▶ [Given exercise 1] Repeat word for word the part of the "Up at Night" article that runs from "Kehlani singles chronology" down to "album, Changes (2020).".
▶ [Given exercise 2] Carry on the "Up at Night" article from the point where it ends.

▶ [Selected passage]
⁂

Single by Kehlani featuring Justin Bieber

from the album Blue Water Road
- Released: March 30, 2022
- Length: 3:02
- Label: Atlantic
- Composers: Andrew Wansel; Rogét Chahayed; Trevor Romeo; Nelli Hooper; Rosemarie Windross; Daoud Anthony; Conrad;
- Lyricists: Kehlani Parrish; Justin Bieber; Anthony Clemons, Jr.; Destin Conrad;
- Producers: Pop Wansel; Chahayed;

Kehlani singles chronology
| "Little Story" (2022) | "Up at Night" (2022) | "Everything" (2022) |

Justin Bieber singles chronology
| "Attention" (2022) | "Up at Night" (2022) | "Honest" (2022) |

Music video
- "Up at Night" on YouTube

= Up at Night (song) =

2022 single by Kehlani featuring Justin Bieber

"Up at Night" is a song by American singer Kehlani, featuring vocals from Canadian singer Justin Bieber. It was released through Atlantic Records as the third single from Kehlani's third album, Blue Water Road, on March 30, 2022. The song marks the second collaboration between the two artists, following Bieber's promotional single, "Get Me", from his fifth album, Changes (2020).

⁂

▶ [Data lines]
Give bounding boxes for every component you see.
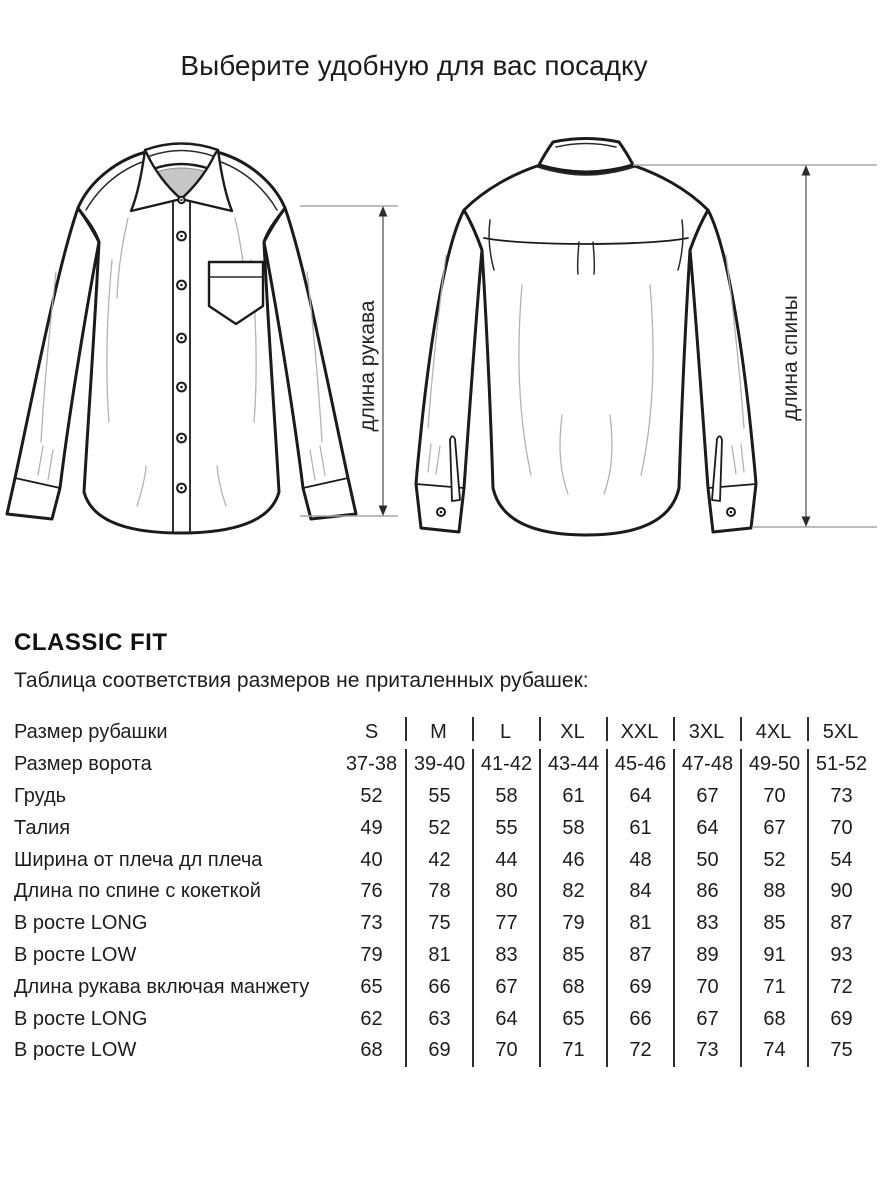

⁂

▶ [Output 1]
Kehlani singles chronology
| "Little Story" (2022) | "Up at Night" (2022) | "Everything" (2022) |

Justin Bieber singles chronology
| "Attention" (2022) | "Up at Night" (2022) | "Honest" (2022) |

Music video
- "Up at Night" on YouTube

= Up at Night (song) =

2022 single by Kehlani featuring Justin Bieber

"Up at Night" is a song by American singer Kehlani, featuring vocals from Canadian singer Justin Bieber. It was released through Atlantic Records as the third single from Kehlani's third album, Blue Water Road, on March 30, 2022. The song marks the second collaboration between the two artists, following Bieber's promotional single, "Get Me", from his fifth album, Changes (2020).

▶ [Output 2]
==Composition and lyrics==
"Up at Night" has been described as "ethereal, smooth, and sultry". Kehlani sings over synths, then the song shifts to a dance groove with disco-styled guitar, and Bieber sings his verse. The song plays homage to Soul II Soul and Rose Windross' single "Fairplay".

==Music video==
The official music video for "Up at Night", directed by Nono & Rogo, was released on May 3, 2022. It sees Kehlani performing with a group as they practice 20th century dance moves. Bieber is not heard or seen in the video.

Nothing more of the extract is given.